WRITTEN INSTRUCTION
Give every entry again, word for word and in full.
++++++
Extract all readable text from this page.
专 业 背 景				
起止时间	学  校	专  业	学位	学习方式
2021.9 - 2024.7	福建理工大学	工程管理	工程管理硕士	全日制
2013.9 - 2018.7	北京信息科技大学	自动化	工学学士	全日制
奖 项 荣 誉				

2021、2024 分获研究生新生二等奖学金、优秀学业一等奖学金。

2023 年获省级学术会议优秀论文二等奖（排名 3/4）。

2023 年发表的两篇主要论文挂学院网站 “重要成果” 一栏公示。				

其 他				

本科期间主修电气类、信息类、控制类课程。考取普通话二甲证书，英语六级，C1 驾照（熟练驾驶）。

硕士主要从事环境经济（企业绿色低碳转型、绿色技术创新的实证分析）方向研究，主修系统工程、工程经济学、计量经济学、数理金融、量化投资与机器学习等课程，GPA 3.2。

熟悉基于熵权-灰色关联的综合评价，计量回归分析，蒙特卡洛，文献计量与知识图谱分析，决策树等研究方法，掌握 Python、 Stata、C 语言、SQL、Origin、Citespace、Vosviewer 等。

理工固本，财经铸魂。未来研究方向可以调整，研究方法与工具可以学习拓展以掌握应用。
++++++
WORKED SOLUTION
Extract all readable text from this page.
专 业 背 景				
起止时间	学  校	专  业	学位	学习方式
2021.9 - 2024.7	福建理工大学	工程管理	工程管理硕士	全日制
2013.9 - 2018.7	北京信息科技大学	自动化	工学学士	全日制
奖 项 荣 誉				

2021、2024 分获研究生新生二等奖学金、优秀学业一等奖学金。

2023 年获省级学术会议优秀论文二等奖（排名 3/4）。

2023 年发表的两篇主要论文挂学院网站 “重要成果” 一栏公示。				

其 他				

本科期间主修电气类、信息类、控制类课程。考取普通话二甲证书，英语六级，C1 驾照（熟练驾驶）。

硕士主要从事环境经济（企业绿色低碳转型、绿色技术创新的实证分析）方向研究，主修系统工程、工程经济学、计量经济学、数理金融、量化投资与机器学习等课程，GPA 3.2。

熟悉基于熵权-灰色关联的综合评价，计量回归分析，蒙特卡洛，文献计量与知识图谱分析，决策树等研究方法，掌握 Python、 Stata、C 语言、SQL、Origin、Citespace、Vosviewer 等。

理工固本，财经铸魂。未来研究方向可以调整，研究方法与工具可以学习拓展以掌握应用。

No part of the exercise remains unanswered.